EXERCISE REQUIREMENTS — Every entry that follows is to be duplicated exactly.

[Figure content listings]
○ ○ ○ ○ ○ ○ ○
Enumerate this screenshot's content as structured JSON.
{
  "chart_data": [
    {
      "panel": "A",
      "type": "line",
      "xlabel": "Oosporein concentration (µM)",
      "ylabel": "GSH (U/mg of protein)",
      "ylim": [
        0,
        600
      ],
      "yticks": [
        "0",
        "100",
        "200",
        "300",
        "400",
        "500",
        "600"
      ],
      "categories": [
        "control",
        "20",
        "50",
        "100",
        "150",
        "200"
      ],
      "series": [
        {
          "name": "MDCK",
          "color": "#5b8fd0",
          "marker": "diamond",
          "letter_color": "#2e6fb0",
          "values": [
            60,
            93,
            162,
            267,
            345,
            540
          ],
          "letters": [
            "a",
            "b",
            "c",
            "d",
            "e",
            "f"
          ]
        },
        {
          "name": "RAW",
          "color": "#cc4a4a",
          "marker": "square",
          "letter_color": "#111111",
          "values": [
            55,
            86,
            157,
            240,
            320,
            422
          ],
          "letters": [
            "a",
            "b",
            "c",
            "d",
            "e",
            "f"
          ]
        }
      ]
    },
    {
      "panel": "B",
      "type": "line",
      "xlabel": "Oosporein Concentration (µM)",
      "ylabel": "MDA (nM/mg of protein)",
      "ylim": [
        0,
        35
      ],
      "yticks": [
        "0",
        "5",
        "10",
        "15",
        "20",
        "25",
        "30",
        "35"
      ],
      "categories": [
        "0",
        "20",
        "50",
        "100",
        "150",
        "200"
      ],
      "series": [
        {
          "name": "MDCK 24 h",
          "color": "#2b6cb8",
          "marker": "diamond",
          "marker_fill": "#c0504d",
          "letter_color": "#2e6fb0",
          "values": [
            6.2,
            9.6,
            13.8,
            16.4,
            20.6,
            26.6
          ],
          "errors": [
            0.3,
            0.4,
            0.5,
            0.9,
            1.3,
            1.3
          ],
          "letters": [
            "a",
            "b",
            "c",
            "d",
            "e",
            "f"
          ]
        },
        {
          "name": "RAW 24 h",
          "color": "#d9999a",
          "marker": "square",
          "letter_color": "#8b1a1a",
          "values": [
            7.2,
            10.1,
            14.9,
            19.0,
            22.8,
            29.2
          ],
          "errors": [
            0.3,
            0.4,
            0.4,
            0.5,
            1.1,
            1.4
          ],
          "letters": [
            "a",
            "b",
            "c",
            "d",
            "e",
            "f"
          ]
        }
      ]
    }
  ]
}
○ ○ ○ ○ ○ ○ ○
RESULT OF THE TASK —
Enumerate this screenshot's content as structured JSON.
{
  "chart_data": [
    {
      "panel": "A",
      "type": "line",
      "xlabel": "Oosporein concentration (µM)",
      "ylabel": "GSH (U/mg of protein)",
      "ylim": [
        0,
        600
      ],
      "yticks": [
        "0",
        "100",
        "200",
        "300",
        "400",
        "500",
        "600"
      ],
      "categories": [
        "control",
        "20",
        "50",
        "100",
        "150",
        "200"
      ],
      "series": [
        {
          "name": "MDCK",
          "color": "#5b8fd0",
          "marker": "diamond",
          "letter_color": "#2e6fb0",
          "values": [
            60,
            93,
            162,
            267,
            345,
            540
          ],
          "letters": [
            "a",
            "b",
            "c",
            "d",
            "e",
            "f"
          ]
        },
        {
          "name": "RAW",
          "color": "#cc4a4a",
          "marker": "square",
          "letter_color": "#111111",
          "values": [
            55,
            86,
            157,
            240,
            320,
            422
          ],
          "letters": [
            "a",
            "b",
            "c",
            "d",
            "e",
            "f"
          ]
        }
      ]
    },
    {
      "panel": "B",
      "type": "line",
      "xlabel": "Oosporein Concentration (µM)",
      "ylabel": "MDA (nM/mg of protein)",
      "ylim": [
        0,
        35
      ],
      "yticks": [
        "0",
        "5",
        "10",
        "15",
        "20",
        "25",
        "30",
        "35"
      ],
      "categories": [
        "0",
        "20",
        "50",
        "100",
        "150",
        "200"
      ],
      "series": [
        {
          "name": "MDCK 24 h",
          "color": "#2b6cb8",
          "marker": "diamond",
          "marker_fill": "#c0504d",
          "letter_color": "#2e6fb0",
          "values": [
            6.2,
            9.6,
            13.8,
            16.4,
            20.6,
            26.6
          ],
          "errors": [
            0.3,
            0.4,
            0.5,
            0.9,
            1.3,
            1.3
          ],
          "letters": [
            "a",
            "b",
            "c",
            "d",
            "e",
            "f"
          ]
        },
        {
          "name": "RAW 24 h",
          "color": "#d9999a",
          "marker": "square",
          "letter_color": "#8b1a1a",
          "values": [
            7.2,
            10.1,
            14.9,
            19.0,
            22.8,
            29.2
          ],
          "errors": [
            0.3,
            0.4,
            0.4,
            0.5,
            1.1,
            1.4
          ],
          "letters": [
            "a",
            "b",
            "c",
            "d",
            "e",
            "f"
          ]
        }
      ]
    }
  ]
}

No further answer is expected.